Prossiga com a reportagem sobre as irregularidades no Bolsa Família, escrevendo a continuação a partir da última frase apresentada.

Trecho do texto:
=-=-=

Servidores, empresários, produtores rurais, alunos de
escolas particulares, familiares de autoridades e até pessoas falecidas constam
na lista de beneficiários do Bolsa Família, segundo relatórios de fiscalização
produzidos pela CGU (Controladora Geral da União) no início de 2013.
Na última etapa do programa de fiscalização por sorteio,
segundo apurou o UOL, todos os 58 relatórios de municípios divulgados no
site da CGU apresentam indícios de irregularidades no maior programa
social do mundo, que atende a 13 milhões de famílias no país. A fiscalização
foi feita no final de 2012, com relatórios divulgados no início deste ano.
Nesses municípios, a CGU encontrou mais de 5.000 benefícios
pagos a pessoas que supostamente teriam renda per capita familiar superior ao
limite estabelecido pelo programa. O UOL entrou em contato com o Ministério
de Desenvolvimento Social, para obter detalhes de como é feita a fiscalização
aos cadastros e aos municípios, mas não obteve retorno até a publicação dessa
reportagem.
Somente em Belford Roxo (RJ), o relatório da CGU informou
haver "1.512 famílias beneficiárias que constam na folha de pagamento de
Julho/2012 na situação de benefício 'liberado' e que apresentam renda mensal
per capita superior a meio salário mínimo".
Além de irregularidades no pagamento, os relatórios
apontaram para uma série de problemas, como falta de controle da frequência
escolar e do cartão de vacinação das crianças, inexistência de comissão gestora
do programa e até desvios de recursos enviados para atividades complementares.
Pagamentos
irregulares
O principal problema apontado pelos técnicos da CGU é a
inclusão de pessoas com renda superior ao máximo permitido. Em alguns casos, há
também servidores e familiares de autoridades inclusas na lista.
Em São Francisco de Assis (PI), a mulher de um vereador
estava inclusa na lista do Bolsa Família. Outra beneficiária era a filha da
coordenadora de Apoio ao Idoso, da Secretaria Municipal de Assistência Social
--que é responsável pelo cadastro dos beneficiários. Além disso, ela e o marido
são donos de uma panificadora e uma pousada.
Muitos servidores com salários acima do máximo estabelecido
pelo programa também são beneficiários. Em Olindina (BA), cinco servidores
públicos, entre eles dois estaduais da Secretaria da Educação e da Assembleia
Legislativa da Bahia, estavam na lista.
Em Vazante (MG), vários servidores com renda superior a R$
1.000 mensais recebiam o benefício. Um deles ganhava R$ 134 de Bolsa Família,
mesmo com salário de R$ 2.279,05.
Mortos sim, vivos não
Em Xexéu (PE), a CGU encontrou pessoas mortas em 2011 na
lista paga até o final do ano passado. Segundo a inspeção, o problema foi
causado pela deficiência no controle do cadastro.

=-=-=

Trecho dos dados:

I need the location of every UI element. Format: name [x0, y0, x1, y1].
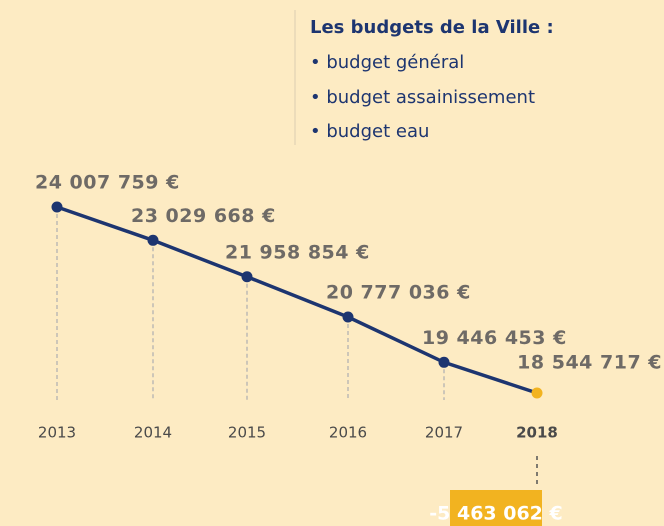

=-=-=

Resposta à tarefa:
Enquanto mortos "recebem" o Bolsa Família, há
pessoas vivas, enquadradas no perfil do programa, que ainda lutam para receber
o benefício. Em Lagoa Alegre (PI), uma beneficiária do programa constava na
folha de pagamento, mas afirmou que nunca havia recebido o cartão. Por mês, R$
102 ficam na mão de alguém não identificado.
Enquanto isso, pessoas ricas recebem o benefício, como em
São José do Sul (RS), onde uma produtora rural com faturamento anual, em 2011,
de R$ 955 mil era beneficiária do programa. Em Barra do Ribeiro (RS), uma
mulher era beneficiária, mesmo sendo dona de uma empresa e possuindo, junto com
o marido, cinco carros.
Outros casos de empresários também foram encontrados em
Jaguaribara (CE), onde uma dona de churrascaria recebia o benefício. Em
São Domingos (SE), havia um dono de mercearia na lista.
Sem controle e
desvios
Além dos problemas no pagamento, a CGU também encontrou
outros problemas organizacionais e desvios de verbas pelos municípios.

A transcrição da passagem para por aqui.